• _TRECHO FORNECIDO_:
Milpamérica, a rede social para tornar visíveis os direitos indígenas e afrodescendentes
Defensores territoriais de diversos povos indígenas criam um espaço virtual livre de “racismo e discursos neoliberais”.
Com a recente nomeação de Elon Musk, dono da X, para o cargo de Chefe do Departamento de Eficiência Governamental do presidente dos Estados Unidos, Donald Trump, mulheres indígenas defensoras do território criaram sua própria rede social para organizar ações climáticas na região mesoamericana, como alternativa ao Facebook, Instagram e outras plataformas tradicionais. Milpamérica é descrita como um espaço para semear novos futuros.
A plataforma oferece um repositório de conhecimento que conecta povos em resistência e preserva narrativas ancestrais. É um território digital dedicado a quem defende a terra, luta pela justiça climática, pela diáspora e por dissidentes que protegem a mãe terra.

Registros de uma coleção
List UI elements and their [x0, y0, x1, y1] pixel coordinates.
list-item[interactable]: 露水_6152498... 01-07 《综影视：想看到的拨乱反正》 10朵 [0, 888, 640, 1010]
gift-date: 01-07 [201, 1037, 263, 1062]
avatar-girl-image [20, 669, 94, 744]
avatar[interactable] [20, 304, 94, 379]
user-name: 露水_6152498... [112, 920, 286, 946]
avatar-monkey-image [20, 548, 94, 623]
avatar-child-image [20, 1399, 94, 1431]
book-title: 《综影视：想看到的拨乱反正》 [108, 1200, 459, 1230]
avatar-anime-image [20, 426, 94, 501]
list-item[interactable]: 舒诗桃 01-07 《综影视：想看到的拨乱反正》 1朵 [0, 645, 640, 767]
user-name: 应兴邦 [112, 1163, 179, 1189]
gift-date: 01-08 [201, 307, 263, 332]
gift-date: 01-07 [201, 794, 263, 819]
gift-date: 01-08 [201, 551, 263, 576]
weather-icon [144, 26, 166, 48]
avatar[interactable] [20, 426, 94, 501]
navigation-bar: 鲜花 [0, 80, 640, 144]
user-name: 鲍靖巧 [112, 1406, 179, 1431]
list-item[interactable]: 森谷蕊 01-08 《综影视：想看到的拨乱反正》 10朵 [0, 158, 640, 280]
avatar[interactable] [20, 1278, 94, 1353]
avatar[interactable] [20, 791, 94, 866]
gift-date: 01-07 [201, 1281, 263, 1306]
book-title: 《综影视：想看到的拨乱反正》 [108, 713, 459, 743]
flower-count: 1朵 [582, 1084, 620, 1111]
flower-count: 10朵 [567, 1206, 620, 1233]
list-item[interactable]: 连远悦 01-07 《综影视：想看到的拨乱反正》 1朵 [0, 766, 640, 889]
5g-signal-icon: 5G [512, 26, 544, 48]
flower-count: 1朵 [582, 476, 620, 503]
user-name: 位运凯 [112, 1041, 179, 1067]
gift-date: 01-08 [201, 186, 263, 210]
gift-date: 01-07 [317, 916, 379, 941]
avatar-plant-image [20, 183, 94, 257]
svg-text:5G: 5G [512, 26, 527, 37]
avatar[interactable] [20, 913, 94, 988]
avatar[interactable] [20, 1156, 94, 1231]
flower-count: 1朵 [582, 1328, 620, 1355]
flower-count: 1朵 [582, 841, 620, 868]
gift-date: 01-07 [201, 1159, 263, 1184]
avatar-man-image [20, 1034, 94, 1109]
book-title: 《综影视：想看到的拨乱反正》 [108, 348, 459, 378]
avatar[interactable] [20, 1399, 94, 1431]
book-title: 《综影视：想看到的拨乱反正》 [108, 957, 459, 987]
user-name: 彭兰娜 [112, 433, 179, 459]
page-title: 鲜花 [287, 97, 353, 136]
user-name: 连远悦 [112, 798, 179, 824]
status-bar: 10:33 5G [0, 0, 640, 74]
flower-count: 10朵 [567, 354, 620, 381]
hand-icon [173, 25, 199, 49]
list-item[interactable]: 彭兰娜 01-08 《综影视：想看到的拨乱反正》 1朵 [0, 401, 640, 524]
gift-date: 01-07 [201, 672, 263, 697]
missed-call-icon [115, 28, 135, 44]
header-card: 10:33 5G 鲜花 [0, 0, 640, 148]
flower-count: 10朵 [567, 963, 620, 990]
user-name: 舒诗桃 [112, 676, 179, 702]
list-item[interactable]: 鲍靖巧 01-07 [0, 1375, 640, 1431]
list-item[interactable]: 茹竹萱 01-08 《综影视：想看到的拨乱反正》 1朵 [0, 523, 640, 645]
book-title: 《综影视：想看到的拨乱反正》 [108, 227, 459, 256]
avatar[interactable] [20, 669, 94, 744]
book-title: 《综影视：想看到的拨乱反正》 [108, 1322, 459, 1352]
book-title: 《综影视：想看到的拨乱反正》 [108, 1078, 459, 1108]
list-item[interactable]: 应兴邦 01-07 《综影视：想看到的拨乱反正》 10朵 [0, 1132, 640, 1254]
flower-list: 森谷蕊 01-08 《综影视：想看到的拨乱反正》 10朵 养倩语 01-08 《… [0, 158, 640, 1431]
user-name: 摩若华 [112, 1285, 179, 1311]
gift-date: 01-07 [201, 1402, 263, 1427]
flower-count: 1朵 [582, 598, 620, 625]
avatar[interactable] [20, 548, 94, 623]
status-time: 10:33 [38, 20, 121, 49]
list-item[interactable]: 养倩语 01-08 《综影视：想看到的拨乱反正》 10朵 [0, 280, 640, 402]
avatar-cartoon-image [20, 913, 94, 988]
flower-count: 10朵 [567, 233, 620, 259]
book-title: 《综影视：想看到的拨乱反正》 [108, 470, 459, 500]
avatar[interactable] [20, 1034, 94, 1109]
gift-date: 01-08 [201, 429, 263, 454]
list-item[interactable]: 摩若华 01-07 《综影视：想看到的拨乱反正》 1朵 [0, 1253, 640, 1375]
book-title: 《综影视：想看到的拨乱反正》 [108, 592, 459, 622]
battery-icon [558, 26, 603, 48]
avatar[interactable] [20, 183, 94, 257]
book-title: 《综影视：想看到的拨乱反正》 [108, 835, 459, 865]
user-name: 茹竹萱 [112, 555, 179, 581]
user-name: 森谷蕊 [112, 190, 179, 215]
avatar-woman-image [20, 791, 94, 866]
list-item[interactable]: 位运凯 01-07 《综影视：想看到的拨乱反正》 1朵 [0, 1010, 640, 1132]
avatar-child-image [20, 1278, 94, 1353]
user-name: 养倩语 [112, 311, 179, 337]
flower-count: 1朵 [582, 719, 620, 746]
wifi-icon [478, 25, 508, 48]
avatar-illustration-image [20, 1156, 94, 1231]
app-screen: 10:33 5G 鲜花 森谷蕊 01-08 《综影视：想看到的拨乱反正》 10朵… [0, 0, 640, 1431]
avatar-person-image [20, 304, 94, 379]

• _AÇÃO NECESSÁRIA 1_: Reproduza a parte do texto sobre a Milpamérica que começa com as palavras "Com a recente" e termina com "a mãe terra.".
• _AÇÃO NECESSÁRIA 2_: Resuma em duas frases o texto sobre a Milpamérica.
• _AÇÃO NECESSÁRIA 3_: Escreva a continuação do texto sobre a Milpamérica, começando logo após a última frase apresentada.
Os itens constituem material à parte, independente do texto sobre a Milpamérica.

• _RESPOSTA 1_:
Com a recente nomeação de Elon Musk, dono da X, para o cargo de Chefe do Departamento de Eficiência Governamental do presidente dos Estados Unidos, Donald Trump, mulheres indígenas defensoras do território criaram sua própria rede social para organizar ações climáticas na região mesoamericana, como alternativa ao Facebook, Instagram e outras plataformas tradicionais. Milpamérica é descrita como um espaço para semear novos futuros.
A plataforma oferece um repositório de conhecimento que conecta povos em resistência e preserva narrativas ancestrais. É um território digital dedicado a quem defende a terra, luta pela justiça climática, pela diáspora e por dissidentes que protegem a mãe terra.

• _RESPOSTA 2_: Mulheres indígenas defensoras do território criaram a Milpamérica, uma rede social própria para organizar ações climáticas na região mesoamericana, como alternativa ao Facebook, ao Instagram e a outras plataformas tradicionais. A plataforma oferece um repositório de conhecimento que conecta povos em resistência e preserva narrativas ancestrais, sendo um território digital dedicado a quem defende a terra e luta pela justiça climática.

• _RESPOSTA 3_:
Essa iniciativa surgiu de mais de 25 defensores do território, pertencentes a diversos povos indígenas do México, Guatemala, Honduras, El Salvador e Costa Rica, que participaram do laboratório “Milpamérica Resiste”, coordenado pelo coletivo Hackeo Cultural.
“Na Declaração Milpamérica, chamamo-nos soluções vivas para a crise climática. Somos povos, coletivos e indivíduos que curam corpos, territórios e espíritos em tempos de ecocídio e genocídio”, afirma um trecho do manifesto no site oficial.
Tecnologia ancestral para hackear o algoritmo
“Os algoritmos nos deixam de fora. Não estamos na conversa sobre mudanças climáticas ou meio ambiente, e redes sociais como X ou Instagram estão repletas de mensagens de ódio”, explica Andrea Ixchiú, ativista maia quiché da Guatemala exilada no México, e coordenadora da organização Hackeo Cultural, sobre a origem do projeto.
Mas o que torna essa plataforma diferente? Para Ixchiú, “o que é inovador é o modelo de governança baseado em assembleias”. Além disso, o código aberto da plataforma permite adicionar novas funcionalidades, com foco na conectividade em vez do lucro. “É totalmente auditável por uma equipe horizontal”, explica ela ao jornal El País da Espanha.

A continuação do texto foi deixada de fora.